— BEGIN Dataset rows —

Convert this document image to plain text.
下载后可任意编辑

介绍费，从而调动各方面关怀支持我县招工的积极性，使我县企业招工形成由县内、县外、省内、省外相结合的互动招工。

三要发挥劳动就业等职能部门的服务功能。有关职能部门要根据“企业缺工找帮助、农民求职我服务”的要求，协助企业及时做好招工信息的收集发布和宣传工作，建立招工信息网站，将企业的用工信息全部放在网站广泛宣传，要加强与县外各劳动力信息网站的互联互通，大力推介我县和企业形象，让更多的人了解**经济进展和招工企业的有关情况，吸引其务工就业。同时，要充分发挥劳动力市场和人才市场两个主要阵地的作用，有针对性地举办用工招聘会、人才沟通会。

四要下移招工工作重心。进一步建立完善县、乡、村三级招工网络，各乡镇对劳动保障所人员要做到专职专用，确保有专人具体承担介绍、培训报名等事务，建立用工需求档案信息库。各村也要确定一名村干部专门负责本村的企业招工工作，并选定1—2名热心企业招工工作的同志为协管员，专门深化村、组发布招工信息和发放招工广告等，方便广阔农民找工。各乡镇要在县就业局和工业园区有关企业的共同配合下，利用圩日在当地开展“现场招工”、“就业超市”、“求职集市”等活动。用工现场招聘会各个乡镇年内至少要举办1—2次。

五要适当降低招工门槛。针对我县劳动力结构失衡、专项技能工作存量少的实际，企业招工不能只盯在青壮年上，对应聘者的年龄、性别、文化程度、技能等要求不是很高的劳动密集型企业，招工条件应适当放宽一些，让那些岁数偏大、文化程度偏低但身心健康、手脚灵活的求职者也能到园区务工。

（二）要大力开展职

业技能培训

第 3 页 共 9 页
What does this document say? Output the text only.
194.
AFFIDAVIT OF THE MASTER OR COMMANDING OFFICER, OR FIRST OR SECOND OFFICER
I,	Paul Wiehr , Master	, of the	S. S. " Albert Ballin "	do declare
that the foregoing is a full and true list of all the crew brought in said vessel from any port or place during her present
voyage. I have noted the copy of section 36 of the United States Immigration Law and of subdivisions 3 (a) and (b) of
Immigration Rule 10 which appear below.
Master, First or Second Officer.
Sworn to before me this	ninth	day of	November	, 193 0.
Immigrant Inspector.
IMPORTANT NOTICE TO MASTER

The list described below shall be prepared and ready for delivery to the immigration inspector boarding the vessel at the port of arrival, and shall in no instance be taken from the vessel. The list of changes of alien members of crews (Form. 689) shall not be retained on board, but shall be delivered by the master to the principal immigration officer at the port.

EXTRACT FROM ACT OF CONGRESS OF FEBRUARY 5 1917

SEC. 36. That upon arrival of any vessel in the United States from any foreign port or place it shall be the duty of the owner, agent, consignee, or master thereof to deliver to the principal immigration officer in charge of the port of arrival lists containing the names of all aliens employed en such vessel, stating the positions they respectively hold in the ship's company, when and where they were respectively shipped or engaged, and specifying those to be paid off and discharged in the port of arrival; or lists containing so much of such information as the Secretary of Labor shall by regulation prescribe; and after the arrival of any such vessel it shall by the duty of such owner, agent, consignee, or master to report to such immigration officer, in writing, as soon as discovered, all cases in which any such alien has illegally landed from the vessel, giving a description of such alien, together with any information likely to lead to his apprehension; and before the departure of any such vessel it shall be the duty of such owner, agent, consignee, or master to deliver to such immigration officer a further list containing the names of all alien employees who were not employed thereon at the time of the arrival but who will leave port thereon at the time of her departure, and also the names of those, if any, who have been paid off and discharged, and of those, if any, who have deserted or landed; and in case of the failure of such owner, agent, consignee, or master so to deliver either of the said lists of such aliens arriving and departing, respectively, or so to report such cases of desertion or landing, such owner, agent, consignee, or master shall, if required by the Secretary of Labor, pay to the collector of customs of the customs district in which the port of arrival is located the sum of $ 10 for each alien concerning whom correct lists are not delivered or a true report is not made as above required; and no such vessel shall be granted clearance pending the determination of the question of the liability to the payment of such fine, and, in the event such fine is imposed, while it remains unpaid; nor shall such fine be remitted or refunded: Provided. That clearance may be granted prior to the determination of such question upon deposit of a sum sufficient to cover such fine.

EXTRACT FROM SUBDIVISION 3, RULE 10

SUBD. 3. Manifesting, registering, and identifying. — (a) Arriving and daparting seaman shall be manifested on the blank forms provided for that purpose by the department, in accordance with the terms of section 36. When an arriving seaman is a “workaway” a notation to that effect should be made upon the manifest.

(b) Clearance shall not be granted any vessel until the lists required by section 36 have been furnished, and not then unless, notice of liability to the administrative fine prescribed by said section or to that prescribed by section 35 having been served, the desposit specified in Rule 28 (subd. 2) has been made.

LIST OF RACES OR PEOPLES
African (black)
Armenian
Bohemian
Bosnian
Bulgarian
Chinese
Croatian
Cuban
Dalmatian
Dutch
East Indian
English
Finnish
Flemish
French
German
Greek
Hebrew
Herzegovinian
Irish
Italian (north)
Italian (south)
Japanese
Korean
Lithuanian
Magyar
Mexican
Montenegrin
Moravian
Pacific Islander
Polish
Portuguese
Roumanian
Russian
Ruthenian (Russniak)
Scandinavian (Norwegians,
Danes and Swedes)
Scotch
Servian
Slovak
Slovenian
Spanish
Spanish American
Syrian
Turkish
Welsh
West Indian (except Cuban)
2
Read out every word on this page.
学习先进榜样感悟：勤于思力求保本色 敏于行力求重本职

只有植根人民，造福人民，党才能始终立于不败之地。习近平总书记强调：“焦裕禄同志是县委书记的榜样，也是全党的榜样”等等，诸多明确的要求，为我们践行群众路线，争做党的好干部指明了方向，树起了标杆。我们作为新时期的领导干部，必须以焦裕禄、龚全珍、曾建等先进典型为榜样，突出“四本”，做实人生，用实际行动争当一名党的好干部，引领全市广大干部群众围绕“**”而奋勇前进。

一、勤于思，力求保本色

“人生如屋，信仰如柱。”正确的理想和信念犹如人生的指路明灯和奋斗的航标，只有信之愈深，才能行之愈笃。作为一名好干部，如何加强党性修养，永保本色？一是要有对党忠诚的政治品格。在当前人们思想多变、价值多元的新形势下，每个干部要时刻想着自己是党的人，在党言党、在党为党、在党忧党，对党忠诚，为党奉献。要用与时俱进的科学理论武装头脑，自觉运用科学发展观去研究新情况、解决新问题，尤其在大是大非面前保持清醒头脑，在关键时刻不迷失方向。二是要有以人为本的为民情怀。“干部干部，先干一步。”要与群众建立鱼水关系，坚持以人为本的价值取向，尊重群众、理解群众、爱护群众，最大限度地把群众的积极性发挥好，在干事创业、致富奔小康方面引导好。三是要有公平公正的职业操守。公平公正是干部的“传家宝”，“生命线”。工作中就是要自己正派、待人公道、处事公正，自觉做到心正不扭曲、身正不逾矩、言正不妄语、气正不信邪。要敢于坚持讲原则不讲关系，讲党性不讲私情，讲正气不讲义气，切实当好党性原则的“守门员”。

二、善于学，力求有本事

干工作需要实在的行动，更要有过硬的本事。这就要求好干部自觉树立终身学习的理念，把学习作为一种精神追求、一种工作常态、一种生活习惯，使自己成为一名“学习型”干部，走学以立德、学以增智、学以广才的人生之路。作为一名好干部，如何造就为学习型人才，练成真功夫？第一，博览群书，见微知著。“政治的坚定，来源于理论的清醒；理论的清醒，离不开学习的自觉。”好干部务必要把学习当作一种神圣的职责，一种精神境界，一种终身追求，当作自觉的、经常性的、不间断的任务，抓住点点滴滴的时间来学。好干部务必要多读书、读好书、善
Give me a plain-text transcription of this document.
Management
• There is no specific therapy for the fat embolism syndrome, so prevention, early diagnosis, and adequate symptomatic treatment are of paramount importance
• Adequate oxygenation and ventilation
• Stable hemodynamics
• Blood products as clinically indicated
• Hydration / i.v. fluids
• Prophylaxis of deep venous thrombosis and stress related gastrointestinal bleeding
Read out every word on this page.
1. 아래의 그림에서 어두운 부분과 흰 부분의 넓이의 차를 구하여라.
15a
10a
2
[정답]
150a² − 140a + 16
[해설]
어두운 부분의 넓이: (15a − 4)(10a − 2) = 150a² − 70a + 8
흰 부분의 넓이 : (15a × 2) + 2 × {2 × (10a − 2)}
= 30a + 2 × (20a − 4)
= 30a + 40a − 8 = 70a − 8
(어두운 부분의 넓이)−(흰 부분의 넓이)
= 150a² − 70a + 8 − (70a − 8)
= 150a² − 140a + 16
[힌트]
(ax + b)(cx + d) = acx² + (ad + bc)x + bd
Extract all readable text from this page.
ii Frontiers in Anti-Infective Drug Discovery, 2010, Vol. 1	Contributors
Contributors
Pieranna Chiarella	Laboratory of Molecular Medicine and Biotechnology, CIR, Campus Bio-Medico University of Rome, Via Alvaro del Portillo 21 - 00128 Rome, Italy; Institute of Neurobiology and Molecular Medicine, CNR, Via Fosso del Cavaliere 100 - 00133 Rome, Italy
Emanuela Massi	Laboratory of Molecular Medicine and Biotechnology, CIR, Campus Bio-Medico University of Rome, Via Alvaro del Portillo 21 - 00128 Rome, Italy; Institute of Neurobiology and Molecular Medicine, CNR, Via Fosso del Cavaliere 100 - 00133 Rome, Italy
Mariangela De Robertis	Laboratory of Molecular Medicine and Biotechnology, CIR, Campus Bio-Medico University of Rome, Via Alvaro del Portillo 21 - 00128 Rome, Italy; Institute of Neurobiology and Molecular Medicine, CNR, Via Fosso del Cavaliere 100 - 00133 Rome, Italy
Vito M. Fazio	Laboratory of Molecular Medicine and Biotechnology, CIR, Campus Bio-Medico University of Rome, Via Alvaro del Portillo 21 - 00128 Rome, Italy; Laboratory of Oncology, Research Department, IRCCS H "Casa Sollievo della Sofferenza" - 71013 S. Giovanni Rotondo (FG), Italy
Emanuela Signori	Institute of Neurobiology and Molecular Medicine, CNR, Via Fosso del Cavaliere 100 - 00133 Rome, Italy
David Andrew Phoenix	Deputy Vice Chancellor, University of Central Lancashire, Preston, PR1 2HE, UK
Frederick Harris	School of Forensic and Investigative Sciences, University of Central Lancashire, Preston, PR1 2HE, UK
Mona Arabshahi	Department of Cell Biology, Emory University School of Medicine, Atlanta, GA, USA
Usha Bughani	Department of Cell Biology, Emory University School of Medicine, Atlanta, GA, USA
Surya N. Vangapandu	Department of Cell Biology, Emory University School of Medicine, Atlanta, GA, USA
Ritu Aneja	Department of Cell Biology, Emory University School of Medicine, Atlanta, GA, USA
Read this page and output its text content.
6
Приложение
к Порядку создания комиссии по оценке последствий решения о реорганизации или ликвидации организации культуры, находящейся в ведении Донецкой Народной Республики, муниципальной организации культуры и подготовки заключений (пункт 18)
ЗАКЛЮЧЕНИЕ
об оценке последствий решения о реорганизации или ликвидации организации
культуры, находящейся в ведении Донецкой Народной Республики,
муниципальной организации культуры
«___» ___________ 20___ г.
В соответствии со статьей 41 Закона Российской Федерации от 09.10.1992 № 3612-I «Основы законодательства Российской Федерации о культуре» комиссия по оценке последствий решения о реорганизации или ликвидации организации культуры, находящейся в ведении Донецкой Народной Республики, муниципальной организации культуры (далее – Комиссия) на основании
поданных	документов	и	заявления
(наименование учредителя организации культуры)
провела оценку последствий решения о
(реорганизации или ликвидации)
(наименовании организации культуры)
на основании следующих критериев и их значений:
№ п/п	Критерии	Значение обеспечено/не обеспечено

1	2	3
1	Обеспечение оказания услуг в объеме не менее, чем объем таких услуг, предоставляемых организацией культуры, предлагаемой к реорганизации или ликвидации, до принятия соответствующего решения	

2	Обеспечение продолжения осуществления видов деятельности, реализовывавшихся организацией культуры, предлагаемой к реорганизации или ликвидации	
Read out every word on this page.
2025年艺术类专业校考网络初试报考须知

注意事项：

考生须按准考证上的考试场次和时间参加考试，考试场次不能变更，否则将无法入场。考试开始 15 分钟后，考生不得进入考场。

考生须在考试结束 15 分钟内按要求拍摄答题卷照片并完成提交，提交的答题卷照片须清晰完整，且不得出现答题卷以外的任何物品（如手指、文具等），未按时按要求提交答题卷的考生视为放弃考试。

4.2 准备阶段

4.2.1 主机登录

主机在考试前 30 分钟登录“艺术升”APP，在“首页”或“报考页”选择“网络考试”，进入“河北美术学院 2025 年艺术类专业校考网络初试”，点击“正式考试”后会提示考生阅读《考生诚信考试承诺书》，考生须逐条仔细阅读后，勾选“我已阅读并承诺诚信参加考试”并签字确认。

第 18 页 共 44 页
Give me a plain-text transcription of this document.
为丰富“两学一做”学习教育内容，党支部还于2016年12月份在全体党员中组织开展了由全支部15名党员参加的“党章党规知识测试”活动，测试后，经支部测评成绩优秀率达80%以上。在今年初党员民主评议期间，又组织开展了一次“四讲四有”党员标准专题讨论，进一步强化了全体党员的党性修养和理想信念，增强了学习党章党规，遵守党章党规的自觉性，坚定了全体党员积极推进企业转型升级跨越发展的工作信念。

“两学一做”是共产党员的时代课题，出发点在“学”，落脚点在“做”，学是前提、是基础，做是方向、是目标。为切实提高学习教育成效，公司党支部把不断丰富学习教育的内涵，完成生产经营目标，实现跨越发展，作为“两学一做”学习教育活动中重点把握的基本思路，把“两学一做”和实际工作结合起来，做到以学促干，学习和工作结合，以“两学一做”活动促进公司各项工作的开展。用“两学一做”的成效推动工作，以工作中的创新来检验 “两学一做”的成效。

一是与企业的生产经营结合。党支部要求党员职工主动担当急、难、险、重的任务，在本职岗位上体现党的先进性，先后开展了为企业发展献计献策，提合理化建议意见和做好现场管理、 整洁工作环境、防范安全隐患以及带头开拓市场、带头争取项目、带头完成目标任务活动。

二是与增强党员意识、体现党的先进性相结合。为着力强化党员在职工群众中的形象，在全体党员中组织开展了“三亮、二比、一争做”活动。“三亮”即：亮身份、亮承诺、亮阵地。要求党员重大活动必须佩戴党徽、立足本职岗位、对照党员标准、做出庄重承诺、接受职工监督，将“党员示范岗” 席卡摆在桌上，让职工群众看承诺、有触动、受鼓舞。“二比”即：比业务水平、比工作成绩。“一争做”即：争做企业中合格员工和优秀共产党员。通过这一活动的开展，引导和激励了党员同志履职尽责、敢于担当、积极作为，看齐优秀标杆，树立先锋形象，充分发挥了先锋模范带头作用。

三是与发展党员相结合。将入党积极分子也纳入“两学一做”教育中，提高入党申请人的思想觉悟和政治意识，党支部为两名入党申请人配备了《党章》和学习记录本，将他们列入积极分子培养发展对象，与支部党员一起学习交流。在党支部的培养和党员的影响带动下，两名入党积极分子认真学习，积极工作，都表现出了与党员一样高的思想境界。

— END Dataset rows —

**Task goal**
Extract from the data every line where "Preston" shows up.

**Task output**
David Andrew Phoenix	Deputy Vice Chancellor, University of Central Lancashire, Preston, PR1 2HE, UK
Frederick Harris	School of Forensic and Investigative Sciences, University of Central Lancashire, Preston, PR1 2HE, UK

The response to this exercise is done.